• **DATA EXTRACT**
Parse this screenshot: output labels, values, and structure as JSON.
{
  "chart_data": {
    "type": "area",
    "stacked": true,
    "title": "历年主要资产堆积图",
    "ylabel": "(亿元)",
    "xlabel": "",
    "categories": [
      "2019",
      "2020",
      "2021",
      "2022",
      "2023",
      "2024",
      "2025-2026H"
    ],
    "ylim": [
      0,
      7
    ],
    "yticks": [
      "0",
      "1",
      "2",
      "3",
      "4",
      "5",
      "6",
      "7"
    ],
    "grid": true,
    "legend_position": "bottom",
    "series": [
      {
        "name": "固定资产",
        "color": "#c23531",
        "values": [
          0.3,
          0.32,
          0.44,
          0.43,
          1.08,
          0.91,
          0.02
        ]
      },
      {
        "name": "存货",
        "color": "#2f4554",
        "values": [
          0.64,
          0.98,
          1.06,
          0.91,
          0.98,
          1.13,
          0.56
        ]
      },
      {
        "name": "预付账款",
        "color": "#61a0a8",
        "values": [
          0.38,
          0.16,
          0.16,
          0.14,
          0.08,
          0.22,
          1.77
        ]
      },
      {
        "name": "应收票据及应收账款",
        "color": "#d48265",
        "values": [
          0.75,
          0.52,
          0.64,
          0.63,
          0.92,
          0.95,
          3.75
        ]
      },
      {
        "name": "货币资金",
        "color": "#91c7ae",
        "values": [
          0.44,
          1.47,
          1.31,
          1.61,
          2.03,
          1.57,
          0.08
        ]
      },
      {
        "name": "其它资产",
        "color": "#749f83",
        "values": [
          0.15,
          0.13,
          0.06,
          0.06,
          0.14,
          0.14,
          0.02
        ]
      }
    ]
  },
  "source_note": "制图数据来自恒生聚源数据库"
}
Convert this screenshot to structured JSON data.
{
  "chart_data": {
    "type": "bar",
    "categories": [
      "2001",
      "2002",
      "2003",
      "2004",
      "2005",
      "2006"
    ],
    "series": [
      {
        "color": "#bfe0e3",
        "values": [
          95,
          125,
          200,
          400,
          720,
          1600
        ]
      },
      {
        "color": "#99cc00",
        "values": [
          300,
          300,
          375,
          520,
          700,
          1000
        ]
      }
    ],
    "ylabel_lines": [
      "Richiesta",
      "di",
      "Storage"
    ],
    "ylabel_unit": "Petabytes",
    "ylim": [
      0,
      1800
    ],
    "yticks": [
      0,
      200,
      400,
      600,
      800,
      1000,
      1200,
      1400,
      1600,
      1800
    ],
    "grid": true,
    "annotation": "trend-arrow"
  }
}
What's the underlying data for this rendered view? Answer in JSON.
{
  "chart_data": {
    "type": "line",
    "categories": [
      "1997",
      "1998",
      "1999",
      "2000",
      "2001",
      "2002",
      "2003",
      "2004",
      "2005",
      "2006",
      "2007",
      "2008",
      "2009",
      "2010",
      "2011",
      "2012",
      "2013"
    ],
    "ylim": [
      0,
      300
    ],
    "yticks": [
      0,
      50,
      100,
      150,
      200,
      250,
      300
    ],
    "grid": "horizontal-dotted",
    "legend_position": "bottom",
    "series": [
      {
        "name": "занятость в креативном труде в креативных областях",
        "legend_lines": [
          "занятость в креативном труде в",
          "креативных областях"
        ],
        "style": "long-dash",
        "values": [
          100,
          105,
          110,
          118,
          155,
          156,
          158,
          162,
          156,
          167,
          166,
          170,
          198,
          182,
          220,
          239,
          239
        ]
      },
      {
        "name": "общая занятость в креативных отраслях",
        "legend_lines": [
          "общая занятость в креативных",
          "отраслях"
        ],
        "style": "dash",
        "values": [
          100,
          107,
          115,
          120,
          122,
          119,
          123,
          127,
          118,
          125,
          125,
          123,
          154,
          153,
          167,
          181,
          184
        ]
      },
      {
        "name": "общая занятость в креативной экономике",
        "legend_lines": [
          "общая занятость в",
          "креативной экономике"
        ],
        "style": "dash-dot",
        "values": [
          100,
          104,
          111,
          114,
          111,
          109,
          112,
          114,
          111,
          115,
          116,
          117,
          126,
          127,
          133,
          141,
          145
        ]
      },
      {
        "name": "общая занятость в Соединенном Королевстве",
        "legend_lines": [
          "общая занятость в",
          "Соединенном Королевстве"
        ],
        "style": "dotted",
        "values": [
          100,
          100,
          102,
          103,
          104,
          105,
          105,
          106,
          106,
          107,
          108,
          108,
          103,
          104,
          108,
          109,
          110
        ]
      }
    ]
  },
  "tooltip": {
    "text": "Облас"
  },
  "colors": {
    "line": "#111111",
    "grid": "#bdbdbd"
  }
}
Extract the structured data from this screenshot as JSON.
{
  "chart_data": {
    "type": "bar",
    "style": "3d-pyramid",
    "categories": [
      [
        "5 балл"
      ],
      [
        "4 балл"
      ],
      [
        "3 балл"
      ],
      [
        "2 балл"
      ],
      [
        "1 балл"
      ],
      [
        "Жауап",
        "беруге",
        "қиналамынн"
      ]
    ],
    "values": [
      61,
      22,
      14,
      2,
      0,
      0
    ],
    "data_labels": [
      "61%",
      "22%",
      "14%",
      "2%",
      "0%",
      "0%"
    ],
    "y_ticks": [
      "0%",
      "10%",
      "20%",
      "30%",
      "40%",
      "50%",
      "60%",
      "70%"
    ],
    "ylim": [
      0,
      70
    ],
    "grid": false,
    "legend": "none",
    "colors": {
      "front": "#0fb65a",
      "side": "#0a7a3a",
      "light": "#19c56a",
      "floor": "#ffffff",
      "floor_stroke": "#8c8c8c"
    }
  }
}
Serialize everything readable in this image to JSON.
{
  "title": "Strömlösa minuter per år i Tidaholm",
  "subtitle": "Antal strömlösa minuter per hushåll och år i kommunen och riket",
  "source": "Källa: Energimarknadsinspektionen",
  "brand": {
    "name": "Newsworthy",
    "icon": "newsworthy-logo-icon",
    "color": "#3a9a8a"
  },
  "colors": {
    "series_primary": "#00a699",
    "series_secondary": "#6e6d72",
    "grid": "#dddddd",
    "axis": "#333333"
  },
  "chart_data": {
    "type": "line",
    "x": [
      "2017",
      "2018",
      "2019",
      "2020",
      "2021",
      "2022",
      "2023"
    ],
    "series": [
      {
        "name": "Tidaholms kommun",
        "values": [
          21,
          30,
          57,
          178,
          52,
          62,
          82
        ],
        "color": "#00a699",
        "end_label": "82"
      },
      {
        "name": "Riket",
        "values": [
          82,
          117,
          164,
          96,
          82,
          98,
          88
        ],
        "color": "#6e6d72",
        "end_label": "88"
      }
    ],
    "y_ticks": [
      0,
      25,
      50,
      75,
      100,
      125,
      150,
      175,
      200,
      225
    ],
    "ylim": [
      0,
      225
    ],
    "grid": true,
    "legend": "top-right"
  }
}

• **DIRECTIONS FOR THIS TASK**
Take the entries above and copy them out exactly.

• **EXERCISE ANSWER**
Parse this screenshot: output labels, values, and structure as JSON.
{
  "chart_data": {
    "type": "area",
    "stacked": true,
    "title": "历年主要资产堆积图",
    "ylabel": "(亿元)",
    "xlabel": "",
    "categories": [
      "2019",
      "2020",
      "2021",
      "2022",
      "2023",
      "2024",
      "2025-2026H"
    ],
    "ylim": [
      0,
      7
    ],
    "yticks": [
      "0",
      "1",
      "2",
      "3",
      "4",
      "5",
      "6",
      "7"
    ],
    "grid": true,
    "legend_position": "bottom",
    "series": [
      {
        "name": "固定资产",
        "color": "#c23531",
        "values": [
          0.3,
          0.32,
          0.44,
          0.43,
          1.08,
          0.91,
          0.02
        ]
      },
      {
        "name": "存货",
        "color": "#2f4554",
        "values": [
          0.64,
          0.98,
          1.06,
          0.91,
          0.98,
          1.13,
          0.56
        ]
      },
      {
        "name": "预付账款",
        "color": "#61a0a8",
        "values": [
          0.38,
          0.16,
          0.16,
          0.14,
          0.08,
          0.22,
          1.77
        ]
      },
      {
        "name": "应收票据及应收账款",
        "color": "#d48265",
        "values": [
          0.75,
          0.52,
          0.64,
          0.63,
          0.92,
          0.95,
          3.75
        ]
      },
      {
        "name": "货币资金",
        "color": "#91c7ae",
        "values": [
          0.44,
          1.47,
          1.31,
          1.61,
          2.03,
          1.57,
          0.08
        ]
      },
      {
        "name": "其它资产",
        "color": "#749f83",
        "values": [
          0.15,
          0.13,
          0.06,
          0.06,
          0.14,
          0.14,
          0.02
        ]
      }
    ]
  },
  "source_note": "制图数据来自恒生聚源数据库"
}
Convert this screenshot to structured JSON data.
{
  "chart_data": {
    "type": "bar",
    "categories": [
      "2001",
      "2002",
      "2003",
      "2004",
      "2005",
      "2006"
    ],
    "series": [
      {
        "color": "#bfe0e3",
        "values": [
          95,
          125,
          200,
          400,
          720,
          1600
        ]
      },
      {
        "color": "#99cc00",
        "values": [
          300,
          300,
          375,
          520,
          700,
          1000
        ]
      }
    ],
    "ylabel_lines": [
      "Richiesta",
      "di",
      "Storage"
    ],
    "ylabel_unit": "Petabytes",
    "ylim": [
      0,
      1800
    ],
    "yticks": [
      0,
      200,
      400,
      600,
      800,
      1000,
      1200,
      1400,
      1600,
      1800
    ],
    "grid": true,
    "annotation": "trend-arrow"
  }
}
What's the underlying data for this rendered view? Answer in JSON.
{
  "chart_data": {
    "type": "line",
    "categories": [
      "1997",
      "1998",
      "1999",
      "2000",
      "2001",
      "2002",
      "2003",
      "2004",
      "2005",
      "2006",
      "2007",
      "2008",
      "2009",
      "2010",
      "2011",
      "2012",
      "2013"
    ],
    "ylim": [
      0,
      300
    ],
    "yticks": [
      0,
      50,
      100,
      150,
      200,
      250,
      300
    ],
    "grid": "horizontal-dotted",
    "legend_position": "bottom",
    "series": [
      {
        "name": "занятость в креативном труде в креативных областях",
        "legend_lines": [
          "занятость в креативном труде в",
          "креативных областях"
        ],
        "style": "long-dash",
        "values": [
          100,
          105,
          110,
          118,
          155,
          156,
          158,
          162,
          156,
          167,
          166,
          170,
          198,
          182,
          220,
          239,
          239
        ]
      },
      {
        "name": "общая занятость в креативных отраслях",
        "legend_lines": [
          "общая занятость в креативных",
          "отраслях"
        ],
        "style": "dash",
        "values": [
          100,
          107,
          115,
          120,
          122,
          119,
          123,
          127,
          118,
          125,
          125,
          123,
          154,
          153,
          167,
          181,
          184
        ]
      },
      {
        "name": "общая занятость в креативной экономике",
        "legend_lines": [
          "общая занятость в",
          "креативной экономике"
        ],
        "style": "dash-dot",
        "values": [
          100,
          104,
          111,
          114,
          111,
          109,
          112,
          114,
          111,
          115,
          116,
          117,
          126,
          127,
          133,
          141,
          145
        ]
      },
      {
        "name": "общая занятость в Соединенном Королевстве",
        "legend_lines": [
          "общая занятость в",
          "Соединенном Королевстве"
        ],
        "style": "dotted",
        "values": [
          100,
          100,
          102,
          103,
          104,
          105,
          105,
          106,
          106,
          107,
          108,
          108,
          103,
          104,
          108,
          109,
          110
        ]
      }
    ]
  },
  "tooltip": {
    "text": "Облас"
  },
  "colors": {
    "line": "#111111",
    "grid": "#bdbdbd"
  }
}
Extract the structured data from this screenshot as JSON.
{
  "chart_data": {
    "type": "bar",
    "style": "3d-pyramid",
    "categories": [
      [
        "5 балл"
      ],
      [
        "4 балл"
      ],
      [
        "3 балл"
      ],
      [
        "2 балл"
      ],
      [
        "1 балл"
      ],
      [
        "Жауап",
        "беруге",
        "қиналамынн"
      ]
    ],
    "values": [
      61,
      22,
      14,
      2,
      0,
      0
    ],
    "data_labels": [
      "61%",
      "22%",
      "14%",
      "2%",
      "0%",
      "0%"
    ],
    "y_ticks": [
      "0%",
      "10%",
      "20%",
      "30%",
      "40%",
      "50%",
      "60%",
      "70%"
    ],
    "ylim": [
      0,
      70
    ],
    "grid": false,
    "legend": "none",
    "colors": {
      "front": "#0fb65a",
      "side": "#0a7a3a",
      "light": "#19c56a",
      "floor": "#ffffff",
      "floor_stroke": "#8c8c8c"
    }
  }
}
Serialize everything readable in this image to JSON.
{
  "title": "Strömlösa minuter per år i Tidaholm",
  "subtitle": "Antal strömlösa minuter per hushåll och år i kommunen och riket",
  "source": "Källa: Energimarknadsinspektionen",
  "brand": {
    "name": "Newsworthy",
    "icon": "newsworthy-logo-icon",
    "color": "#3a9a8a"
  },
  "colors": {
    "series_primary": "#00a699",
    "series_secondary": "#6e6d72",
    "grid": "#dddddd",
    "axis": "#333333"
  },
  "chart_data": {
    "type": "line",
    "x": [
      "2017",
      "2018",
      "2019",
      "2020",
      "2021",
      "2022",
      "2023"
    ],
    "series": [
      {
        "name": "Tidaholms kommun",
        "values": [
          21,
          30,
          57,
          178,
          52,
          62,
          82
        ],
        "color": "#00a699",
        "end_label": "82"
      },
      {
        "name": "Riket",
        "values": [
          82,
          117,
          164,
          96,
          82,
          98,
          88
        ],
        "color": "#6e6d72",
        "end_label": "88"
      }
    ],
    "y_ticks": [
      0,
      25,
      50,
      75,
      100,
      125,
      150,
      175,
      200,
      225
    ],
    "ylim": [
      0,
      225
    ],
    "grid": true,
    "legend": "top-right"
  }
}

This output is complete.